───── DOCUMENT SECTION
Just for some background on how
obviousness is considered by the courts and the USPTO today, I found the
following information helpful.
A big change in how the courts interpret
the obviousness requirement for patents came in the 2007 KSR v. Teleflex
ruling by the Supreme Court.
Seeking to resolve the question
of obviousness with more uniformity and consistency, the Court of Appeals for
the Federal Circuit has employed an approach referred to by the parties as the
“teaching, suggestion, or motivation” test (TSM test), under which a patent
claim is only proved obvious if “some motivation or suggestion to combine the
prior art teachings” can be found in the prior art, the nature of the problem,
or the knowledge of a person having ordinary skill in the art. See, e.g.,
Al-Site Corp. v. VSI Int’l, Inc., 174 F. 3d 1308, 1323–1324 (CA Fed. 1999). KSR
challenges that test, or at least its application in this case. See 119 Fed.
Appx. 282, 286–290 (CA Fed. 2005). Because the Court of Appeals addressed the
question of obviousness in a manner contrary to §103 and our precedents, we
granted certiorari, 547 U. S ___ (2006). We now
reverse.
──────────
───── MATERIAL SHOWN
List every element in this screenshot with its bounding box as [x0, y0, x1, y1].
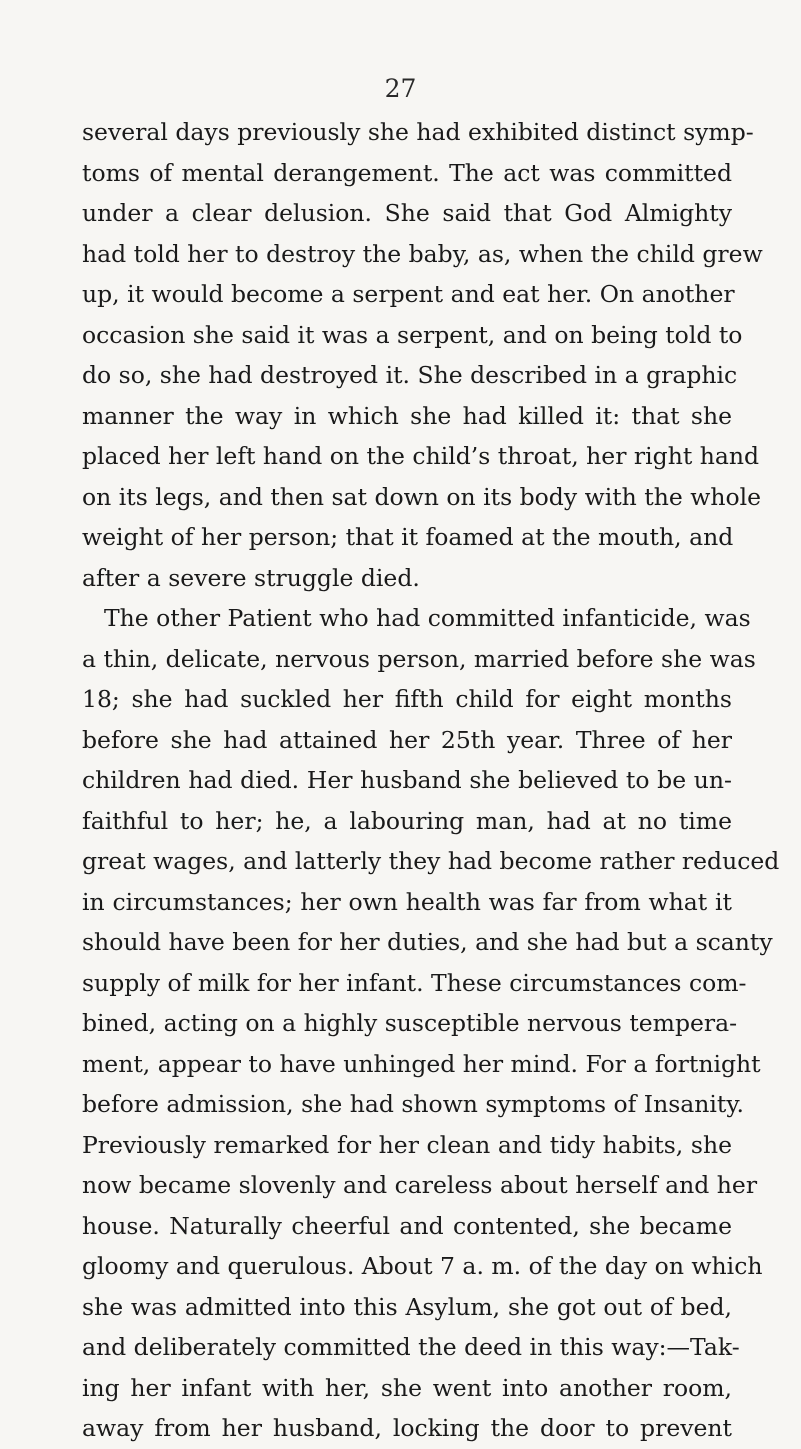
- text-line: placed her left hand on the child’s throat, her right hand: [82, 442, 760, 470]
- text-line: several days previously she had exhibited distinct symp-: [82, 118, 754, 146]
- text-line: up, it would become a serpent and eat her. On another: [82, 280, 735, 308]
- text-line: away from her husband, locking the door to prevent: [82, 1414, 732, 1442]
- text-line: house. Naturally cheerful and contented, she became: [82, 1211, 732, 1240]
- text-line: in circumstances; her own health was far from what it: [82, 887, 732, 916]
- text-line: manner the way in which she had killed it: that she: [82, 401, 732, 430]
- text-line: occasion she said it was a serpent, and on being told to: [82, 320, 743, 349]
- text-line: before she had attained her 25th year. Three of her: [82, 725, 732, 754]
- text-line: do so, she had destroyed it. She described in a graphic: [82, 361, 738, 389]
- paragraph-start-line: The other Patient who had committed infanticide, was: [104, 604, 751, 632]
- text-line: Previously remarked for her clean and tidy habits, she: [82, 1130, 732, 1159]
- text-line: supply of milk for her infant. These circumstances com-: [82, 968, 747, 997]
- paragraph-end-line: after a severe struggle died.: [82, 563, 420, 592]
- text-line: bined, acting on a highly susceptible nervous tempera-: [82, 1009, 738, 1037]
- text-line: a thin, delicate, nervous person, married before she was: [82, 644, 756, 673]
- text-line: ing her infant with her, she went into another room,: [82, 1373, 732, 1402]
- text-line: 18; she had suckled her fifth child for eight months: [82, 685, 732, 713]
- text-line: weight of her person; that it foamed at the mouth, and: [82, 523, 734, 551]
- text-line: great wages, and latterly they had become rather reduced: [82, 847, 780, 875]
- text-line: now became slovenly and careless about herself and her: [82, 1171, 758, 1199]
- text-line: had told her to destroy the baby, as, when the child grew: [82, 239, 763, 268]
- text-line: she was admitted into this Asylum, she got out of bed,: [82, 1292, 732, 1321]
- text-line: ment, appear to have unhinged her mind. For a fortnight: [82, 1049, 761, 1078]
- text-line: on its legs, and then sat down on its body with the whole: [82, 482, 762, 511]
- text-line: children had died. Her husband she believed to be un-: [82, 766, 732, 794]
- text-line: gloomy and querulous. About 7 a. m. of the day on which: [82, 1252, 763, 1280]
- text-line: should have been for her duties, and she had but a scanty: [82, 928, 773, 956]
- text-line: and deliberately committed the deed in this way:—Tak-: [82, 1333, 740, 1361]
- text-line: under a clear delusion. She said that God Almighty: [82, 199, 732, 227]
- text-line: toms of mental derangement. The act was committed: [82, 158, 732, 187]
- page-number: 27: [384, 74, 417, 103]
- body-text: [82, 112, 780, 1449]
- text-line: before admission, she had shown symptoms of Insanity.: [82, 1090, 745, 1118]
- text-line: faithful to her; he, a labouring man, had at no time: [82, 806, 732, 835]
──────────
Please quote the section of the patent obviousness passage that opens with the words containing "Just for some" and closes with "the Supreme Court.". The records are not needed for this work.

▶ ANSWER:
Just for some background on how
obviousness is considered by the courts and the USPTO today, I found the
following information helpful.
A big change in how the courts interpret
the obviousness requirement for patents came in the 2007 KSR v. Teleflex
ruling by the Supreme Court.